Problem description.
In the records that follow, show each line where the word "Channel" is present.

--- Information shown ---

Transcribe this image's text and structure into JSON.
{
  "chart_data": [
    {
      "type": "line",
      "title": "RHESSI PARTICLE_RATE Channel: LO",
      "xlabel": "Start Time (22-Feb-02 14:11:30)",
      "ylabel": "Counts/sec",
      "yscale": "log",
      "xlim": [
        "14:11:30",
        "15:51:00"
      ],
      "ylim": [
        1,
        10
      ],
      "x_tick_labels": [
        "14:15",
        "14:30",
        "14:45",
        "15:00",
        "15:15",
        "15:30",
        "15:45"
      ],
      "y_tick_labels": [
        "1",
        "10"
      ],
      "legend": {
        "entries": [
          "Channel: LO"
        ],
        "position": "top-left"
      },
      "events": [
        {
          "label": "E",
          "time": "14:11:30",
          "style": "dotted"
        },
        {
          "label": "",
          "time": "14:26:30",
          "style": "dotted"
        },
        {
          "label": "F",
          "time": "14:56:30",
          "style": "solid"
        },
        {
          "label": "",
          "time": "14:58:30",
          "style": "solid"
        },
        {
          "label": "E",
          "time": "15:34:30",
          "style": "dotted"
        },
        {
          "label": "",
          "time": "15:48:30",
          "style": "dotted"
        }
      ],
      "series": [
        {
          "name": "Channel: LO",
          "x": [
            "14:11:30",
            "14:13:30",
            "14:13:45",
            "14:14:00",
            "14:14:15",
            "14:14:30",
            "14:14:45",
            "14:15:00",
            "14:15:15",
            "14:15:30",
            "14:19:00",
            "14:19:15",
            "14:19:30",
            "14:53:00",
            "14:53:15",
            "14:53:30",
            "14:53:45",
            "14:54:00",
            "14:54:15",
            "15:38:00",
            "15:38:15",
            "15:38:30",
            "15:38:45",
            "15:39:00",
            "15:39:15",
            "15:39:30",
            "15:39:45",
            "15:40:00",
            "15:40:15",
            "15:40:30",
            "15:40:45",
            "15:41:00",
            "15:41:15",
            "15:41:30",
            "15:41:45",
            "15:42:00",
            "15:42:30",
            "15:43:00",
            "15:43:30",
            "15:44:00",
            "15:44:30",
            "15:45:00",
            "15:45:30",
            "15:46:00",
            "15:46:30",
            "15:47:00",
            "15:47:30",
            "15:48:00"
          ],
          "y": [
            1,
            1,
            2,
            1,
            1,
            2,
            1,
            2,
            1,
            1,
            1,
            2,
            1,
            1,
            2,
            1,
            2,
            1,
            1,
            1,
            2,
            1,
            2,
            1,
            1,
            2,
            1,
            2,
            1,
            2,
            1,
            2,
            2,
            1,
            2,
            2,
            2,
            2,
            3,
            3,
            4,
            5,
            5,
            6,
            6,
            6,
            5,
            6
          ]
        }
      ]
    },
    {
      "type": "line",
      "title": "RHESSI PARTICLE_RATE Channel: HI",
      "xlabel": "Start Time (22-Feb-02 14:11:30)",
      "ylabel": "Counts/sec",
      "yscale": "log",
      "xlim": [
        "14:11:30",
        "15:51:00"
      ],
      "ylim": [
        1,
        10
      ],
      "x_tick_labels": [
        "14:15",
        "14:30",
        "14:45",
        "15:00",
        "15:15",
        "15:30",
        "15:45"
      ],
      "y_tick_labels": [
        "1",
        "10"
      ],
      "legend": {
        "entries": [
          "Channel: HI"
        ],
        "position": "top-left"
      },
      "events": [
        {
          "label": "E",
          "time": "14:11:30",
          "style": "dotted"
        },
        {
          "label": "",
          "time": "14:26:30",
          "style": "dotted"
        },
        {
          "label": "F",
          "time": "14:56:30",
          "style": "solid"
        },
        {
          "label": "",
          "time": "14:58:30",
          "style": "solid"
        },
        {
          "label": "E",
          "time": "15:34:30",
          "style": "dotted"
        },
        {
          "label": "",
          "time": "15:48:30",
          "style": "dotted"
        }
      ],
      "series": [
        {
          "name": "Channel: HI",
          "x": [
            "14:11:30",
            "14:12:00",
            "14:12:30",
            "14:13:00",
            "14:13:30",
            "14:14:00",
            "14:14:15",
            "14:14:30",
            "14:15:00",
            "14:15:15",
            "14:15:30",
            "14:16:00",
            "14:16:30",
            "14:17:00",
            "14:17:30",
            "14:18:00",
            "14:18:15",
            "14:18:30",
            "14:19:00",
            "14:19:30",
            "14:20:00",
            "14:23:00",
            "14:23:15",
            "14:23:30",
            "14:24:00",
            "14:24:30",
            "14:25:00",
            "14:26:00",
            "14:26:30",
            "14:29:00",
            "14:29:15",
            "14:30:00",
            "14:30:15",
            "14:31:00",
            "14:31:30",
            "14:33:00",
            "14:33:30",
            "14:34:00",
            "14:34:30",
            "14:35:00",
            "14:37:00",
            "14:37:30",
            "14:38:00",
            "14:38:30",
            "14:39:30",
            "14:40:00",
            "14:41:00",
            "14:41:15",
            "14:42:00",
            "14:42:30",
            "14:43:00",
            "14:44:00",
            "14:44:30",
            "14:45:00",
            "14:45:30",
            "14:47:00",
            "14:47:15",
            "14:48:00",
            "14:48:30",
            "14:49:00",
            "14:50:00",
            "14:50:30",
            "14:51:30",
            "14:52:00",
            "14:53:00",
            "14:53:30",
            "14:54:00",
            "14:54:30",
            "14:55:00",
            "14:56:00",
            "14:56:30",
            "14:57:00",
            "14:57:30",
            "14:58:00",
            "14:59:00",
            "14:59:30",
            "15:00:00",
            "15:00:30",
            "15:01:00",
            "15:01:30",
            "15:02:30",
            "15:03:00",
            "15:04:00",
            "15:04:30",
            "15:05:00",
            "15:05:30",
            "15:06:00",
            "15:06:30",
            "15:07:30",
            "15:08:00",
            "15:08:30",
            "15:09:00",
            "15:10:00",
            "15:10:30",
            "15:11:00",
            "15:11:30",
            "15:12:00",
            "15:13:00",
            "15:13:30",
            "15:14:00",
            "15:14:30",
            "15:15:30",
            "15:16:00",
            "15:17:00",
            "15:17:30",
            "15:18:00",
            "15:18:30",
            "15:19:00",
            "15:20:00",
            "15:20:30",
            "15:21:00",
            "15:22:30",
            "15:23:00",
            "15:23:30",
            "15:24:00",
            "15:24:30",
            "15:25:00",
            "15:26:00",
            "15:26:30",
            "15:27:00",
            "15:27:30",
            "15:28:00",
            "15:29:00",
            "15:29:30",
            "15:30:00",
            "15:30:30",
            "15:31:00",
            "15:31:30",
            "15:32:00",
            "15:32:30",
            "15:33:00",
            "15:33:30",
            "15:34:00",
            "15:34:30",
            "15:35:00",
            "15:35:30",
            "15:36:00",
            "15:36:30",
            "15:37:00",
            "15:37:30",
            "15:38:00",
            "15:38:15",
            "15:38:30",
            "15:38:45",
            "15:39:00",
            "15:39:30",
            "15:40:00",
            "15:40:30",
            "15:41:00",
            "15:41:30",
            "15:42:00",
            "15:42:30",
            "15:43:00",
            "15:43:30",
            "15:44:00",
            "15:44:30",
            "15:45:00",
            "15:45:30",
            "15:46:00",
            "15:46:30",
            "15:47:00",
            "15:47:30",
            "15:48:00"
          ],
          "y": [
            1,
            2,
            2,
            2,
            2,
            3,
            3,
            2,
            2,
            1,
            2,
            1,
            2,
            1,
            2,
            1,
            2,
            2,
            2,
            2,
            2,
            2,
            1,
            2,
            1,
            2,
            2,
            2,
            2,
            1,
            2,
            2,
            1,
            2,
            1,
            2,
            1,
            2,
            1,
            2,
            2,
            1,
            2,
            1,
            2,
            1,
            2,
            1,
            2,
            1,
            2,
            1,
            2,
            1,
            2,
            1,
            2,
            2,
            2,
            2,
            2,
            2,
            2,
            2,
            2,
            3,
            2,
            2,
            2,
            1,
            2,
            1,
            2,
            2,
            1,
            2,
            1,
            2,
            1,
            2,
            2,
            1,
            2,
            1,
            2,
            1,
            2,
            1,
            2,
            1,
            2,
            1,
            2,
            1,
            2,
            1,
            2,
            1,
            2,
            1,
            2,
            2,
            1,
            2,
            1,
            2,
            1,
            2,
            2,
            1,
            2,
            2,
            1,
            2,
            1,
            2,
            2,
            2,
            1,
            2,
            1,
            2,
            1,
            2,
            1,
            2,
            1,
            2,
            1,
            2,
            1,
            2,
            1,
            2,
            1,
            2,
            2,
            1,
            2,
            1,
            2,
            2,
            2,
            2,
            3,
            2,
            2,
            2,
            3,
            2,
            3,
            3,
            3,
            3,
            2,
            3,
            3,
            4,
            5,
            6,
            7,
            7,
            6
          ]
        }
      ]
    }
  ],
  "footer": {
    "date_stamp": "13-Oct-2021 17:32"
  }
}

---

Answer in full.
      "title": "RHESSI PARTICLE_RATE Channel: LO",
          "Channel: LO"
          "name": "Channel: LO",
      "title": "RHESSI PARTICLE_RATE Channel: HI",
          "Channel: HI"
          "name": "Channel: HI",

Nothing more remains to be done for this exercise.